## Instructions to follow
Copy out the passage below on the Group of 7 oil price cap word for word, from its first sentence to its last.

## Source extract
_ _ _

Finance ministers from the Group of 7 nations said after a virtual meeting that they were finalizing details of a price cap, which they had already agreed to explore at a formal meeting earlier this year. The plan needs to be put in place by early December, ahead of a European Union embargo on Russian oil imports and a ban on the insurance and financing of Russian oil shipments. The Biden administration has been fearful that these moves could send energy prices skyrocketing and potentially tip the global economy into a recession.

Oil prices rose on Friday, with West Texas Intermediate crude, the U.S. benchmark, gaining more than 3 percent, to just over $89 per barrel. Still, prices are down for the week, and well off the highs of around $120 a barrel in mid-June.

In recent months, Treasury Secretary Janet L. Yellen and her team have been traveling the globe to solidify support for the price cap idea, an untested proposal that aims to stabilize volatile energy markets that have been roiled since Russia’s invasion of Ukraine earlier this year. A central component of those discussions has been how the price would be set, and how it would be enforced.

_ _ _

## Source material
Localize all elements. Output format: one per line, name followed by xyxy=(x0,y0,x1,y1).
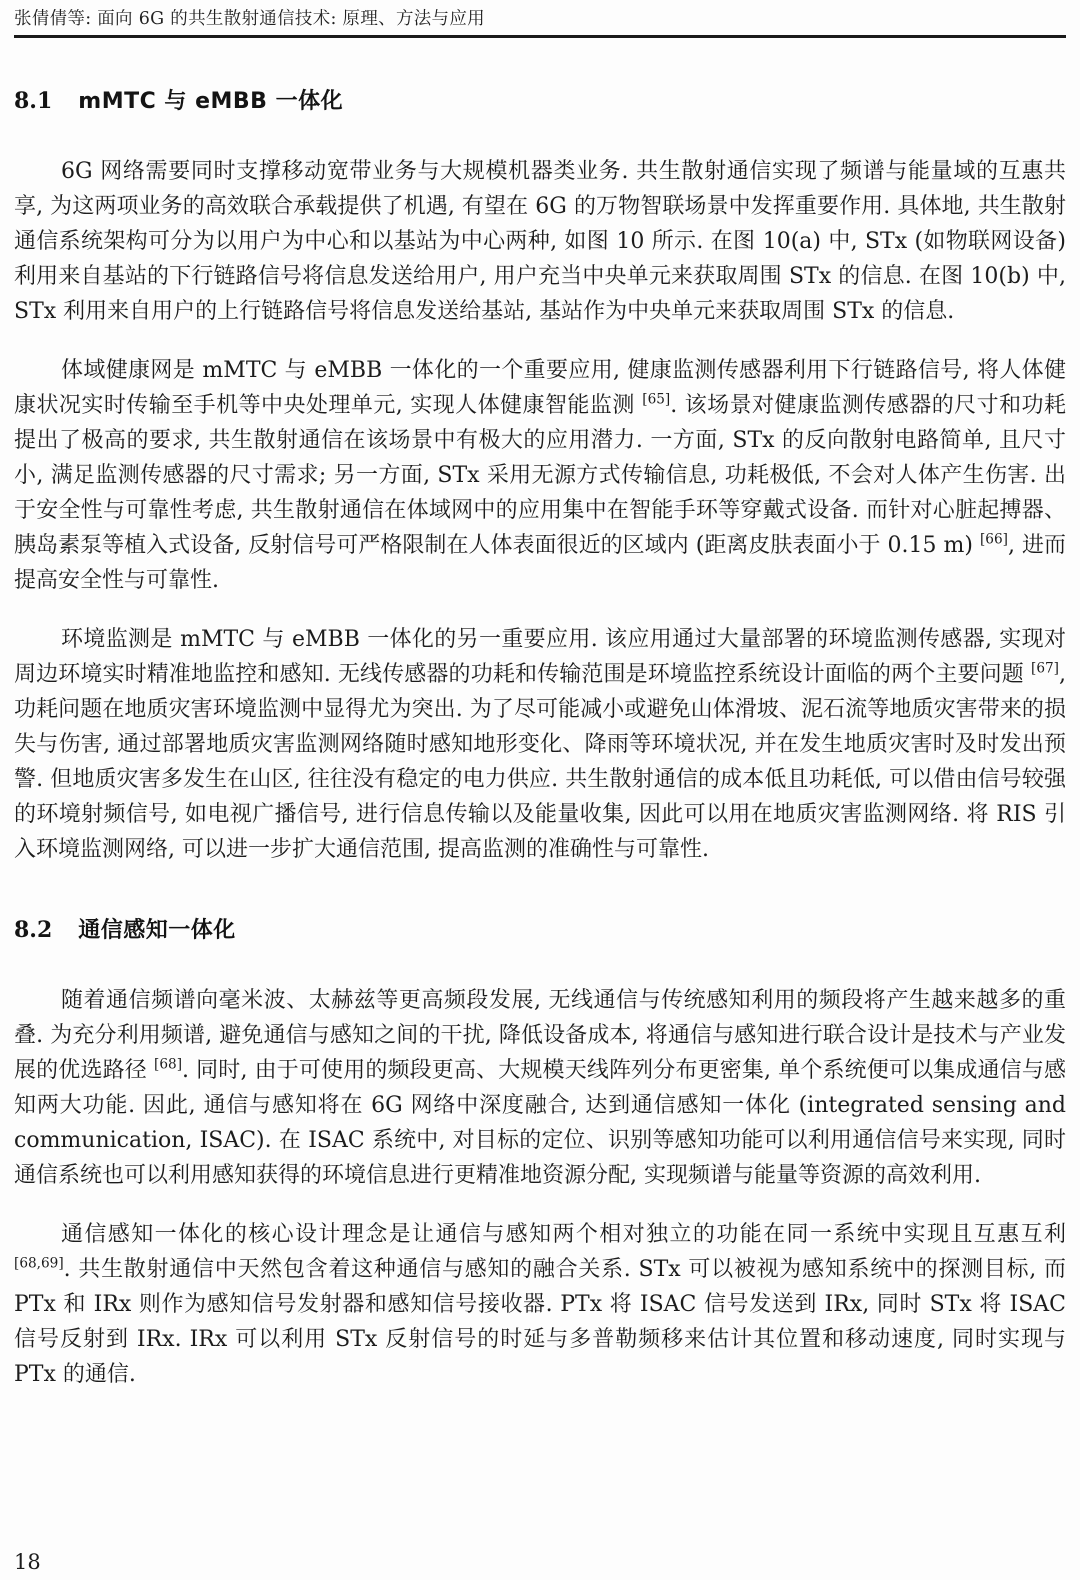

_ _ _

## Expected answer
Finance ministers from the Group of 7 nations said after a virtual meeting that they were finalizing details of a price cap, which they had already agreed to explore at a formal meeting earlier this year. The plan needs to be put in place by early December, ahead of a European Union embargo on Russian oil imports and a ban on the insurance and financing of Russian oil shipments. The Biden administration has been fearful that these moves could send energy prices skyrocketing and potentially tip the global economy into a recession.

Oil prices rose on Friday, with West Texas Intermediate crude, the U.S. benchmark, gaining more than 3 percent, to just over $89 per barrel. Still, prices are down for the week, and well off the highs of around $120 a barrel in mid-June.

In recent months, Treasury Secretary Janet L. Yellen and her team have been traveling the globe to solidify support for the price cap idea, an untested proposal that aims to stabilize volatile energy markets that have been roiled since Russia’s invasion of Ukraine earlier this year. A central component of those discussions has been how the price would be set, and how it would be enforced.